-- Start Material for the task --

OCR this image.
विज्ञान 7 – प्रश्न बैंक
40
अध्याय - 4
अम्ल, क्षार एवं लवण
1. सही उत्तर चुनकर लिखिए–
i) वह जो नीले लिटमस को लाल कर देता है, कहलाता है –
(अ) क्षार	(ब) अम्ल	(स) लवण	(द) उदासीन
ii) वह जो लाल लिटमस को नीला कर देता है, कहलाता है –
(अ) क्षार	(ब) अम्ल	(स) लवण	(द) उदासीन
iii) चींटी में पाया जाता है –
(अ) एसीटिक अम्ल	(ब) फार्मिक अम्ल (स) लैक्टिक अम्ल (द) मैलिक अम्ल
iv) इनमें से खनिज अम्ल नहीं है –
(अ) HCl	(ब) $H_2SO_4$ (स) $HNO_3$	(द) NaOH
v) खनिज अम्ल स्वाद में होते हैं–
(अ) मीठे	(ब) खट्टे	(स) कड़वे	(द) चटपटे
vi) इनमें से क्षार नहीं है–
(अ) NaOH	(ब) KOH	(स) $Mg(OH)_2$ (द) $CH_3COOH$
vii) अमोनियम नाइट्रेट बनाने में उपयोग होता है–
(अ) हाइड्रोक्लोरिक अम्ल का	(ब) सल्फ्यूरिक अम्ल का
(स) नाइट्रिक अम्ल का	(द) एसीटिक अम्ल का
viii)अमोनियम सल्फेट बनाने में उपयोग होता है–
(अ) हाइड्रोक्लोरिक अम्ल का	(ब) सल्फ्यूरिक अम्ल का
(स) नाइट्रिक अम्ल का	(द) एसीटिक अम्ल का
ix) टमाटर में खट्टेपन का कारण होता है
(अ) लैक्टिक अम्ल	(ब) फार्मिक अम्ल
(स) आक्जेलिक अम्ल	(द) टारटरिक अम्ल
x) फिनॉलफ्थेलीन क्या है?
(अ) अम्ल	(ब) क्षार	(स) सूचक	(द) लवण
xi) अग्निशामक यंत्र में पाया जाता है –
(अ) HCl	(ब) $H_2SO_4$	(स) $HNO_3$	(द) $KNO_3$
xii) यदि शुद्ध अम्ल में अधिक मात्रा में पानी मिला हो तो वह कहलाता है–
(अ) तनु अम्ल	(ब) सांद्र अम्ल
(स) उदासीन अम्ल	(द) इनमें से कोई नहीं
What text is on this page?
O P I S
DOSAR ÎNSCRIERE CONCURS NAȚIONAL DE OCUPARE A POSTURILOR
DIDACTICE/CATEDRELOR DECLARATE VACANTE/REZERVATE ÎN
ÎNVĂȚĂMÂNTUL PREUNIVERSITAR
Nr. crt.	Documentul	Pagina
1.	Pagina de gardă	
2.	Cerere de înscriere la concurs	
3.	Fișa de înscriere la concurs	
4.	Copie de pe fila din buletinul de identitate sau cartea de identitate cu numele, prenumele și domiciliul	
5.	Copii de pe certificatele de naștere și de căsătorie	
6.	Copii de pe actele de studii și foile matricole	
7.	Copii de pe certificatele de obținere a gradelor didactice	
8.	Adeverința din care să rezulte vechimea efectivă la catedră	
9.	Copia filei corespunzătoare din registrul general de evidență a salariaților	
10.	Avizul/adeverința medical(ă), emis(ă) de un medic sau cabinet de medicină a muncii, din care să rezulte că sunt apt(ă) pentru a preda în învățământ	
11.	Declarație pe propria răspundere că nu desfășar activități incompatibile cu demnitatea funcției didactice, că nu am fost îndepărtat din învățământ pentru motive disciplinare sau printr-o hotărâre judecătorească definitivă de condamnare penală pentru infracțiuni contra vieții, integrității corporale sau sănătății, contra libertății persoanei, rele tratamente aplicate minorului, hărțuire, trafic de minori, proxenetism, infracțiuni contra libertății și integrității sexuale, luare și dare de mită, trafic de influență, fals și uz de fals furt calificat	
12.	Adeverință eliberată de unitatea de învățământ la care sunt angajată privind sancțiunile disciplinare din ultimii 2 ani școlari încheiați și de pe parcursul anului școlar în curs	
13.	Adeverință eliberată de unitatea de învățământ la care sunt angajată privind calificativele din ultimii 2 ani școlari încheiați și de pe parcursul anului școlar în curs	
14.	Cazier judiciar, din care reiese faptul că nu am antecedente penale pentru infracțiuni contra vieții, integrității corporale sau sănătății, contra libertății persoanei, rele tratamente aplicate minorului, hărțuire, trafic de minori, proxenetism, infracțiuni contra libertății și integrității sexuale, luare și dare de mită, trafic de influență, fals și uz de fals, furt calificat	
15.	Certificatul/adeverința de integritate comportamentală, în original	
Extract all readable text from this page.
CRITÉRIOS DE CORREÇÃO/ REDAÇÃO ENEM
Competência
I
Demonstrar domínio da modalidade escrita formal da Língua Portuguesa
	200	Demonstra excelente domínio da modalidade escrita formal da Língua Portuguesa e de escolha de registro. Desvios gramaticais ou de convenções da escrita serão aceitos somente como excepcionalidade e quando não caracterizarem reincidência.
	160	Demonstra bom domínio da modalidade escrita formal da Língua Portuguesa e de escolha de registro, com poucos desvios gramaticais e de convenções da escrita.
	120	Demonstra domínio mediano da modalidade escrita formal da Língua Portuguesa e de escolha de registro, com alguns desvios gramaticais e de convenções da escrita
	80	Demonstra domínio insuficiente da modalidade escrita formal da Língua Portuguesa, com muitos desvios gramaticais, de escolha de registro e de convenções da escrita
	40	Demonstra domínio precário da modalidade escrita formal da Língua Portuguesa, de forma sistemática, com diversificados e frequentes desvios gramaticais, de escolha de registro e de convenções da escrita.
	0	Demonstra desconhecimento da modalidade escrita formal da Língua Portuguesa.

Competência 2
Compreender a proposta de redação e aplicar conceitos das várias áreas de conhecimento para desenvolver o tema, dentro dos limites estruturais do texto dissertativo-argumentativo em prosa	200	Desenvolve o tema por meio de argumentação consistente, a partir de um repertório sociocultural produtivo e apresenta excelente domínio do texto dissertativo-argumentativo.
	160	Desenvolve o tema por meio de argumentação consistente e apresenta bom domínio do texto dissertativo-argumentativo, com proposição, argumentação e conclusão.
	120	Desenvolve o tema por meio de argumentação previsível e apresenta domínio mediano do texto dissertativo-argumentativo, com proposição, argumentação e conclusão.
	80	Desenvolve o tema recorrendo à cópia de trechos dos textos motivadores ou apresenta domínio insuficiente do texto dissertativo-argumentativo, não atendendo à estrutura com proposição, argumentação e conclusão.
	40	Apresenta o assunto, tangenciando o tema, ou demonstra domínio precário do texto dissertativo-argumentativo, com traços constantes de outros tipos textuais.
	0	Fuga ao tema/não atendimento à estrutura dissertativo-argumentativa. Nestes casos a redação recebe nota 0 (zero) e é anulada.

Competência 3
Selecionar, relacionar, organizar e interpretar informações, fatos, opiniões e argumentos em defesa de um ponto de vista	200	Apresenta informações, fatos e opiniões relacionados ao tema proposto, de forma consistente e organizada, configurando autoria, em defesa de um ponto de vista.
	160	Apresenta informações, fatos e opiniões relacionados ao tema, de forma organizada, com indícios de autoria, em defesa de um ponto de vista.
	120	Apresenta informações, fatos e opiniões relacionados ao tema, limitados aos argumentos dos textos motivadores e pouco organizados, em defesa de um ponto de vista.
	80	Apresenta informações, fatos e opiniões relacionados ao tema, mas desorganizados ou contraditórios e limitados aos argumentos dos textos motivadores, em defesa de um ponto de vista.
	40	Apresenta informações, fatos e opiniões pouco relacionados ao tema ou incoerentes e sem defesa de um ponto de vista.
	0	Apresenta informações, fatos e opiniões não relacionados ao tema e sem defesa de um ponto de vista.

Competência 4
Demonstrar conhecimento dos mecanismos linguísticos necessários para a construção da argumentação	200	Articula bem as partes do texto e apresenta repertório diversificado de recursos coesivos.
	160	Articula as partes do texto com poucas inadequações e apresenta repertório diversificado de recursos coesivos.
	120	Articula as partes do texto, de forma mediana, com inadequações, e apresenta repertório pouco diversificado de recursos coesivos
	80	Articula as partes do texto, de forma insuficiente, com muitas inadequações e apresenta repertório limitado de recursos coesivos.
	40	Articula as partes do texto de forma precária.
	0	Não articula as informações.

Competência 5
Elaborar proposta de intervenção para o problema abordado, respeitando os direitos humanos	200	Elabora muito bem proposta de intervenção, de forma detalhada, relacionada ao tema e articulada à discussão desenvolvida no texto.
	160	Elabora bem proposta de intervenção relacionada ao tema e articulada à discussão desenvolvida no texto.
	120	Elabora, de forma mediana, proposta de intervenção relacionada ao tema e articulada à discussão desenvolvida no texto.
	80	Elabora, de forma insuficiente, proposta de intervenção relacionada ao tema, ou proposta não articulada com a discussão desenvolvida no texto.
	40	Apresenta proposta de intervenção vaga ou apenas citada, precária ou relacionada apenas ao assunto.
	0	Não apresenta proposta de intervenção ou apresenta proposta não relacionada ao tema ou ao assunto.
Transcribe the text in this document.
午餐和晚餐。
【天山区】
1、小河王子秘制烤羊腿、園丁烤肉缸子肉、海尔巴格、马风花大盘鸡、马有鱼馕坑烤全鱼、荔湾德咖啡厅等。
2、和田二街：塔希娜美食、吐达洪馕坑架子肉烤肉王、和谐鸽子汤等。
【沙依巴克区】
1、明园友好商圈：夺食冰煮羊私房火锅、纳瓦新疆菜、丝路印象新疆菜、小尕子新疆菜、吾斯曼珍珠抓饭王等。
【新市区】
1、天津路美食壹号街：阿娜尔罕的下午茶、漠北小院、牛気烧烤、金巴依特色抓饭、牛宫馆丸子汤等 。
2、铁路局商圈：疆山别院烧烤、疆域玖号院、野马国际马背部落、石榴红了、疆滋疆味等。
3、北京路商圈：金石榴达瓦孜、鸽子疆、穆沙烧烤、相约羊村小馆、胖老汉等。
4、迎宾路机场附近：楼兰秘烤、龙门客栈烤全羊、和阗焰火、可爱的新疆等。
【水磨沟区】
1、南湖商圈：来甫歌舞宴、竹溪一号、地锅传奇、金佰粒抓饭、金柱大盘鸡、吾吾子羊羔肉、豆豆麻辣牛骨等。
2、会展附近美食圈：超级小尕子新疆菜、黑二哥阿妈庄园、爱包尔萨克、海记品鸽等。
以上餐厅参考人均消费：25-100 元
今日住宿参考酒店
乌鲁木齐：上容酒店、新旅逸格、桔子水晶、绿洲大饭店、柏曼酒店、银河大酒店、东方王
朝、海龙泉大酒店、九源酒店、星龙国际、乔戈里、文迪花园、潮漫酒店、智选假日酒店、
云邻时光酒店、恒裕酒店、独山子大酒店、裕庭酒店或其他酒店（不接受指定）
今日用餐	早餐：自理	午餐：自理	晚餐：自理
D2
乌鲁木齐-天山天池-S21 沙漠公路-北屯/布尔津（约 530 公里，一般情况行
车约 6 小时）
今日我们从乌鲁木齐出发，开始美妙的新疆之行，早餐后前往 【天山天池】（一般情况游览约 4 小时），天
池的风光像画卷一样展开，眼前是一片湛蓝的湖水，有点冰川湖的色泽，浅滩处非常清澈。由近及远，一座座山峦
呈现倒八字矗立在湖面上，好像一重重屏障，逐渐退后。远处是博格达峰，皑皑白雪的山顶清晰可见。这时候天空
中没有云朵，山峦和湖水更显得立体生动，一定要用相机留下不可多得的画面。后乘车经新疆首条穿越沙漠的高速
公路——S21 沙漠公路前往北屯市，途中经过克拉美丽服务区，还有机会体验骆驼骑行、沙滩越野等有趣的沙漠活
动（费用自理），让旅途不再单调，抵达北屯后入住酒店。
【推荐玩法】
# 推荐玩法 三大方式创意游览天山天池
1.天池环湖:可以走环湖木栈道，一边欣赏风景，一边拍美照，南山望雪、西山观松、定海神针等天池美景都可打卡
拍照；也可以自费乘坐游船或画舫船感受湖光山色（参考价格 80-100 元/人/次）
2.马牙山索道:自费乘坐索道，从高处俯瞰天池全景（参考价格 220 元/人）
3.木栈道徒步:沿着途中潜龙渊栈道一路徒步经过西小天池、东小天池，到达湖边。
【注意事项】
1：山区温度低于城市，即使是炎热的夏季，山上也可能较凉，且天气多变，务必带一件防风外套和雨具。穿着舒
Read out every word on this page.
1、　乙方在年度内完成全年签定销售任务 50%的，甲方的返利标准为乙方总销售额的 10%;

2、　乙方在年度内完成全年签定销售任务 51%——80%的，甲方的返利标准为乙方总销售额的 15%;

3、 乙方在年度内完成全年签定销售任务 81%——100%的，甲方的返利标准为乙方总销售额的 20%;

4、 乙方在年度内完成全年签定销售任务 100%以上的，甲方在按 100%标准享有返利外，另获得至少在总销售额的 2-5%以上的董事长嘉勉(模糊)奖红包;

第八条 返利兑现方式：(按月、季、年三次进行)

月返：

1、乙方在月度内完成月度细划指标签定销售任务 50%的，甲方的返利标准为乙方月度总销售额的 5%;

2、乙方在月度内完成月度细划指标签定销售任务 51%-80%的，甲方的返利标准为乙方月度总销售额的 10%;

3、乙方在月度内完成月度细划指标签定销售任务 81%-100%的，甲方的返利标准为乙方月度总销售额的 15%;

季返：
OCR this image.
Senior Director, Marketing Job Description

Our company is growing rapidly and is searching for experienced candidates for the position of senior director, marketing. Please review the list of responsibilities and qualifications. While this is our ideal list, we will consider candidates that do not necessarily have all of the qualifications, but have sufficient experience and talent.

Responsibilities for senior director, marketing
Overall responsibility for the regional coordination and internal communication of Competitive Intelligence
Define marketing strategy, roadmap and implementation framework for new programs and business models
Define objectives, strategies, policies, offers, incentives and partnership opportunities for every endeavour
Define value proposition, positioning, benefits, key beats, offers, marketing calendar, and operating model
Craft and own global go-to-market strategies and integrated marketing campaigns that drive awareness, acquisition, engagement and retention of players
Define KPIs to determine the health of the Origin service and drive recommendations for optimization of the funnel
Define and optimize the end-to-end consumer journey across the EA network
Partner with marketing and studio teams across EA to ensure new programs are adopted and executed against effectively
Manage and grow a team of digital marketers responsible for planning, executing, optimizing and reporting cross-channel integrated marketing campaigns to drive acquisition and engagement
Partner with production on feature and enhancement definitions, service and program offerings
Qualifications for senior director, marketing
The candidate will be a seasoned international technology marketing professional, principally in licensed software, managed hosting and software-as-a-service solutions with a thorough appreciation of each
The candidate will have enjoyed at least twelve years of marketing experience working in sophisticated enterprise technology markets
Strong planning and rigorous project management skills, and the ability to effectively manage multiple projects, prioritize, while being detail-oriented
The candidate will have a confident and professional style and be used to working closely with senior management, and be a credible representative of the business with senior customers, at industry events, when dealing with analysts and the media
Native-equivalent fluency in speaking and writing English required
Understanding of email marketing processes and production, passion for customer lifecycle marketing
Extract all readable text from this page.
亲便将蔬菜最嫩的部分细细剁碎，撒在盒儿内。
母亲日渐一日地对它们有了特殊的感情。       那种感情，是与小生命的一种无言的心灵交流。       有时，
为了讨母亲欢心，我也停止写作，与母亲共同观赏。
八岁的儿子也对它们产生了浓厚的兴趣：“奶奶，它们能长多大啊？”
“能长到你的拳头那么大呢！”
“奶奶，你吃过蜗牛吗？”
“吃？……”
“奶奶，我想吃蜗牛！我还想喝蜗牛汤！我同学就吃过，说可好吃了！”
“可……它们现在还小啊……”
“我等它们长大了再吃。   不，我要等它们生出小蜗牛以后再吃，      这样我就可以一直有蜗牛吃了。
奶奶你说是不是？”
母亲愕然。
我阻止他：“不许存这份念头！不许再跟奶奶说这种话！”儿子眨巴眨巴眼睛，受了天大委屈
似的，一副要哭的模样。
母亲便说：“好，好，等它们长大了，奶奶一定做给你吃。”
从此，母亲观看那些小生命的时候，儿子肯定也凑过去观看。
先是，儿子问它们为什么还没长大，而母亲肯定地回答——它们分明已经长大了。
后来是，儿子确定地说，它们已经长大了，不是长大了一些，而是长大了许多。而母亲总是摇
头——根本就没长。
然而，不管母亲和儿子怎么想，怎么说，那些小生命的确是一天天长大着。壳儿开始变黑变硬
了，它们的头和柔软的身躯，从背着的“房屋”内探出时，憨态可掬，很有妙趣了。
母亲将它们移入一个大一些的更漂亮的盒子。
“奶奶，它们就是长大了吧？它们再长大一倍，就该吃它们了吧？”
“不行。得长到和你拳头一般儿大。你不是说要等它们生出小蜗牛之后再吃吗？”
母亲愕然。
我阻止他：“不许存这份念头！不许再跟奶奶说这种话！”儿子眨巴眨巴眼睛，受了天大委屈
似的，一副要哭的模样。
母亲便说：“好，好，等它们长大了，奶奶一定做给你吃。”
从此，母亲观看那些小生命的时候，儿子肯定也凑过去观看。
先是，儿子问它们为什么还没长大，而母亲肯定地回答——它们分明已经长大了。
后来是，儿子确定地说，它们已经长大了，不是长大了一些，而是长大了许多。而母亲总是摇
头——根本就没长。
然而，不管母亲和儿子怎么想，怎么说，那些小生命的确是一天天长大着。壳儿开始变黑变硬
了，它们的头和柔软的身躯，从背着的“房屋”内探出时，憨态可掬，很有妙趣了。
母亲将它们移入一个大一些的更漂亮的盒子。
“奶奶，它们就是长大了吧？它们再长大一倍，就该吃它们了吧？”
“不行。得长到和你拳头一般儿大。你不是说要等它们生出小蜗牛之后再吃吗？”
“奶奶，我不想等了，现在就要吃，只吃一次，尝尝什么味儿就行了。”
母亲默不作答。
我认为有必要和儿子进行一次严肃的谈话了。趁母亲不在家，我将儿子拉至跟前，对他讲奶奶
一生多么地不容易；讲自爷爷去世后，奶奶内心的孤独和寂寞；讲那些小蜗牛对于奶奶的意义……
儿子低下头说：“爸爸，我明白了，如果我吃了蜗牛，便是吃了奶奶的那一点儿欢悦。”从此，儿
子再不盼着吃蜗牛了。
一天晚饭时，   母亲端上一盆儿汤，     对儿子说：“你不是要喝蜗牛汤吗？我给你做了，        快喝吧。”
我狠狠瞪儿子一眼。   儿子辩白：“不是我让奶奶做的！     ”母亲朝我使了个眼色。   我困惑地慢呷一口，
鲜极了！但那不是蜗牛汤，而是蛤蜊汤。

-- End Material for the task --

Copy out all lines where the word "rezulte" appears.

8.	Adeverința din care să rezulte vechimea efectivă la catedră	
10.	Avizul/adeverința medical(ă), emis(ă) de un medic sau cabinet de medicină a muncii, din care să rezulte că sunt apt(ă) pentru a preda în învățământ	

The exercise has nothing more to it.